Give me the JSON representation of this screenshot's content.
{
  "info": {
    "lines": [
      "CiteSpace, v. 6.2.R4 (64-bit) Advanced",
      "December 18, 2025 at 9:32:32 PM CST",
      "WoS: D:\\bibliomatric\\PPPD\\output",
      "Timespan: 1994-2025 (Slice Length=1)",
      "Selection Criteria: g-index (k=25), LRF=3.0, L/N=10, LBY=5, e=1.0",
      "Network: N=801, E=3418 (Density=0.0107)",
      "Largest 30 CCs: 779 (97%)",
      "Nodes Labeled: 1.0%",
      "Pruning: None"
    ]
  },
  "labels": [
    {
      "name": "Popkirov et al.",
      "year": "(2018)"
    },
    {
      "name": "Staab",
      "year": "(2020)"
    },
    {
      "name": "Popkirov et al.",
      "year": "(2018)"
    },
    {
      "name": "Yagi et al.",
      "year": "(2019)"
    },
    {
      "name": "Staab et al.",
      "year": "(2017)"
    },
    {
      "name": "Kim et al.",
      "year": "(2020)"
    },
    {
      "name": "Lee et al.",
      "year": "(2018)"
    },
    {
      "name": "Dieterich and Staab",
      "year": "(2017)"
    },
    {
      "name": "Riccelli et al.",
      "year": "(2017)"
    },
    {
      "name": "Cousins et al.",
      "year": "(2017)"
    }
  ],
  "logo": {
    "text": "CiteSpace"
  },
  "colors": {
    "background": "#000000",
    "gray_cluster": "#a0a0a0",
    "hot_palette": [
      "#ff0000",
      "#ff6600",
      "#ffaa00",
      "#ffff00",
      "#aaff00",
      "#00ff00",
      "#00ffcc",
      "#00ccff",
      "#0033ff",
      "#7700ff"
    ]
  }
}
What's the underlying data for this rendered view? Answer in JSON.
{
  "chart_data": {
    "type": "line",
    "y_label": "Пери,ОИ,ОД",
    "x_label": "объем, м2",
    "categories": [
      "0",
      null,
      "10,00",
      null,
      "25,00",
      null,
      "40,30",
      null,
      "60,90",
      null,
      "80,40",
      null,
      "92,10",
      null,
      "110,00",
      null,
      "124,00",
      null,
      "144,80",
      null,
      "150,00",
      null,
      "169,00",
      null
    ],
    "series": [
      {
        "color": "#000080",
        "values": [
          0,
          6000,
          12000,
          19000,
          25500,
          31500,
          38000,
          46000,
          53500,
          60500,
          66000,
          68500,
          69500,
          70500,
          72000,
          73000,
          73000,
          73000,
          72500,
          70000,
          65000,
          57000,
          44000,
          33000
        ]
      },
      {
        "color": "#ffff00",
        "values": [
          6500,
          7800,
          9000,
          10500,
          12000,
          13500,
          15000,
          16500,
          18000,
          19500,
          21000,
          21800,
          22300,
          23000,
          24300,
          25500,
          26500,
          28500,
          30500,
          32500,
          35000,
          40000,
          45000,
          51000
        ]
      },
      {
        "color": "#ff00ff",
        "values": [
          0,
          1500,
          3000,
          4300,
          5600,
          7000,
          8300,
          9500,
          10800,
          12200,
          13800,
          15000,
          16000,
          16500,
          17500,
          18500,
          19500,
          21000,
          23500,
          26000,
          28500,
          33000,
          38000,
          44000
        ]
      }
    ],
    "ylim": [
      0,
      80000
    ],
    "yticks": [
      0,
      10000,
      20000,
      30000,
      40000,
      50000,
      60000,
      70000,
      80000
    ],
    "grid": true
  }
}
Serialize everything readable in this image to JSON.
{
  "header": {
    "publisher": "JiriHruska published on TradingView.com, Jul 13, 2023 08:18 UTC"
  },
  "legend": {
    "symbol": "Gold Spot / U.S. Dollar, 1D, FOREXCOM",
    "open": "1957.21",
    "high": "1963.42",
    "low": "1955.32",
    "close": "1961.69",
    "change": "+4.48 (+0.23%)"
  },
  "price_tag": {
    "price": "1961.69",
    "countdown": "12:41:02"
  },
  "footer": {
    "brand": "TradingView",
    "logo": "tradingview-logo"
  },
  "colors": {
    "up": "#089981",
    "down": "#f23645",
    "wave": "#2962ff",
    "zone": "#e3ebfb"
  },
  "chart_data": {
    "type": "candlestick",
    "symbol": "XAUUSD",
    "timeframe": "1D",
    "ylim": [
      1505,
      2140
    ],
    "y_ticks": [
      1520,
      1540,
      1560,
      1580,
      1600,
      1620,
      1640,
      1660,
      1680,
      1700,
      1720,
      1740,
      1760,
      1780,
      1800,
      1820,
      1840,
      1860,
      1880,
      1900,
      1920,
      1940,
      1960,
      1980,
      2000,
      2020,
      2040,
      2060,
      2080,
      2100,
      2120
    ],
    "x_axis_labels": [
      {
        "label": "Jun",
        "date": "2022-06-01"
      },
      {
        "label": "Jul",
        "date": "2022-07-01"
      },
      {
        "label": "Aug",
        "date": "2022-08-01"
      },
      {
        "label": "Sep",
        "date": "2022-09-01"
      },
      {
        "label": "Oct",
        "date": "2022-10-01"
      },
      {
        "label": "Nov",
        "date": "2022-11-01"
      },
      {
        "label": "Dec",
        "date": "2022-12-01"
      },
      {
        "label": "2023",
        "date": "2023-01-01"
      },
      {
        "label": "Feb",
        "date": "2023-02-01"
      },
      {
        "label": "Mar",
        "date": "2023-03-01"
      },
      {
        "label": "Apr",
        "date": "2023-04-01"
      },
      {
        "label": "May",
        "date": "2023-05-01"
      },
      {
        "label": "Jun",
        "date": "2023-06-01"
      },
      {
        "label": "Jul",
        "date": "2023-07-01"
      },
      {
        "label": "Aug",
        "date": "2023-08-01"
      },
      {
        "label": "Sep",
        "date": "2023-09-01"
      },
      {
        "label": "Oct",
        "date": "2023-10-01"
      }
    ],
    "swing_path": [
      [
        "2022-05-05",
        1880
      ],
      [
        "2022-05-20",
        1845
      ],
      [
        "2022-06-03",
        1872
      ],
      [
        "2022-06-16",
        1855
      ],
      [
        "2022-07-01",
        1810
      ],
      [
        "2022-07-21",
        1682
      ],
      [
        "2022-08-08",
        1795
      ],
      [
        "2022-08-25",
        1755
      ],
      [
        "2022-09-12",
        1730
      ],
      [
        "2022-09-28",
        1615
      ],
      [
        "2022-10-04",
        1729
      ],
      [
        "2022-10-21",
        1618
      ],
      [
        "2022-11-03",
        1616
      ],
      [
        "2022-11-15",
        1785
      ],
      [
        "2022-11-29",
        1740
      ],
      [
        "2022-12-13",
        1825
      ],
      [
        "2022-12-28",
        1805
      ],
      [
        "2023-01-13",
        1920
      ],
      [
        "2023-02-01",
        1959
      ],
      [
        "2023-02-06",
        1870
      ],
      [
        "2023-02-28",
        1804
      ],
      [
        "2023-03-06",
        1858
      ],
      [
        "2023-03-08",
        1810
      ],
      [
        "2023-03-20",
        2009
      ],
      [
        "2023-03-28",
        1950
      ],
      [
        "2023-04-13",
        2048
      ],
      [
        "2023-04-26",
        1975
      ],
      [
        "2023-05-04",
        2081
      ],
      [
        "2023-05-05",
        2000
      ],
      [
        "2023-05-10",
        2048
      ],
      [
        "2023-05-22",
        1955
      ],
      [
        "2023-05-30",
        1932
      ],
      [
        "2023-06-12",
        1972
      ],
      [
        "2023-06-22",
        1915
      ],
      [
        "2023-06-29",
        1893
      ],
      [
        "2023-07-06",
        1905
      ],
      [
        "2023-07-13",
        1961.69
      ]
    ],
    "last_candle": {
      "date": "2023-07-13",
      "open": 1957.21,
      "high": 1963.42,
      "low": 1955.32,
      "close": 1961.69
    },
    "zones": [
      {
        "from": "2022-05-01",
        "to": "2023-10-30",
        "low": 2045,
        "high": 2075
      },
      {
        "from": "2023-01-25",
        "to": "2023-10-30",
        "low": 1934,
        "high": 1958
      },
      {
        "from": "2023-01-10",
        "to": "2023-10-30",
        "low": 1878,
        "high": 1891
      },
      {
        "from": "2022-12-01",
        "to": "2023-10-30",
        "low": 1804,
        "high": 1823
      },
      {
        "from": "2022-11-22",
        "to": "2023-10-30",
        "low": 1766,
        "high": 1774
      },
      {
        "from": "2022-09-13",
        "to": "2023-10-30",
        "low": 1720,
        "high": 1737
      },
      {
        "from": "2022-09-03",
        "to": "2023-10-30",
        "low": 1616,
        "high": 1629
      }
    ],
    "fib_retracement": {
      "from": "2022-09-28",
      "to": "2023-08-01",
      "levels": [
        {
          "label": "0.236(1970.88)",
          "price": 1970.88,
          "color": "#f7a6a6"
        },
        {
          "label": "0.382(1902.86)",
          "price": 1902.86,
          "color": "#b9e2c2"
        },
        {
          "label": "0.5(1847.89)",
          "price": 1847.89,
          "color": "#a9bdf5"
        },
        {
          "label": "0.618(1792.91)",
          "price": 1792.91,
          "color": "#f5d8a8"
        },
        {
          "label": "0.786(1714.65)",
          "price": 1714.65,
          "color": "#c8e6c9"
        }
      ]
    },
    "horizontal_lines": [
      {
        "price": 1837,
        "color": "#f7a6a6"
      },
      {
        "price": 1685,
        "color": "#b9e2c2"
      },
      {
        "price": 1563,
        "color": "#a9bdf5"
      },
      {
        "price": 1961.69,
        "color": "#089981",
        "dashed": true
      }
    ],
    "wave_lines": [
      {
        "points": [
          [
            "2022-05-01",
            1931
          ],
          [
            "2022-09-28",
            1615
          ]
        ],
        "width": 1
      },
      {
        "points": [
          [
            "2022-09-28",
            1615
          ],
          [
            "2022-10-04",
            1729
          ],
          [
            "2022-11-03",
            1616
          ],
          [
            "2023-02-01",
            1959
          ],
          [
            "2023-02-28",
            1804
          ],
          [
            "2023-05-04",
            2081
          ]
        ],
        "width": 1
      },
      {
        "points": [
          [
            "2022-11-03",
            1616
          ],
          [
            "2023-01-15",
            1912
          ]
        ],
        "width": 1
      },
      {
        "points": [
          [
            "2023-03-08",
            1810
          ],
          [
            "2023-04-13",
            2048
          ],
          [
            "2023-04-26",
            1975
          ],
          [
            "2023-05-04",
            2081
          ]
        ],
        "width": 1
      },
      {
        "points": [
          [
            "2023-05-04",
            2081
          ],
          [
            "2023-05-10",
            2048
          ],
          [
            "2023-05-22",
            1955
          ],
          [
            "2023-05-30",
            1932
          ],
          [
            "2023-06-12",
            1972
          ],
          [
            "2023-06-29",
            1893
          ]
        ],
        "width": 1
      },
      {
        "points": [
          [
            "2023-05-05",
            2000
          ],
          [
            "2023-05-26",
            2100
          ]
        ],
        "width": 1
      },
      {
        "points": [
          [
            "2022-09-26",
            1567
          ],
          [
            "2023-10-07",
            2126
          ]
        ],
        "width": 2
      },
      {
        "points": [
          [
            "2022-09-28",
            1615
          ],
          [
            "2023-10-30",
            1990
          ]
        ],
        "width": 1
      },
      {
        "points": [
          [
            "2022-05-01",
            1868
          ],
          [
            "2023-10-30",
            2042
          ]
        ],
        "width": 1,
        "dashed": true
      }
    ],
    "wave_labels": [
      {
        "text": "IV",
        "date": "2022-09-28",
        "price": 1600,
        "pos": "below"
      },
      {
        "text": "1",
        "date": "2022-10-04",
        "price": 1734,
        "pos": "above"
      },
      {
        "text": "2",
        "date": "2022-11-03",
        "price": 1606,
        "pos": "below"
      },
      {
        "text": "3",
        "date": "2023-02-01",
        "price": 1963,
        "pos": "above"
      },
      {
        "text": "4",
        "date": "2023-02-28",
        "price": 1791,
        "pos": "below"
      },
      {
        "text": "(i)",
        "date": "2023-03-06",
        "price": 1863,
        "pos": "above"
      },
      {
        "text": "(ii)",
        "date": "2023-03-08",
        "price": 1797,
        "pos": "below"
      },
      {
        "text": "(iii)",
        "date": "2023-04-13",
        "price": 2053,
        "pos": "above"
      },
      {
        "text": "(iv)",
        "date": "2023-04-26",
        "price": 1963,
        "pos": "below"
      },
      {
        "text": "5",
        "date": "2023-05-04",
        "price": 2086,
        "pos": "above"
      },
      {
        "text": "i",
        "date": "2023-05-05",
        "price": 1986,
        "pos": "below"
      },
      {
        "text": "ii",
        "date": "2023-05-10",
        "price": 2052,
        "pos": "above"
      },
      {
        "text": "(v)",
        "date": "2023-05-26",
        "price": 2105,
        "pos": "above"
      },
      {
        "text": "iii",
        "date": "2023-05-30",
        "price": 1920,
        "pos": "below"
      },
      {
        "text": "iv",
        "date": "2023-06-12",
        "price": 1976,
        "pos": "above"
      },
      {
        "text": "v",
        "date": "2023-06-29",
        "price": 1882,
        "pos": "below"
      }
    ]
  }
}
● ● ● ● ●
▸ **Work instructions**: Check each line of the entries above, and show every one holding the word "high".

▸ **Completed task**:
    "high": "1963.42",
      "high": 1963.42,
        "high": 2075
        "high": 1958
        "high": 1891
        "high": 1823
        "high": 1774
        "high": 1737
        "high": 1629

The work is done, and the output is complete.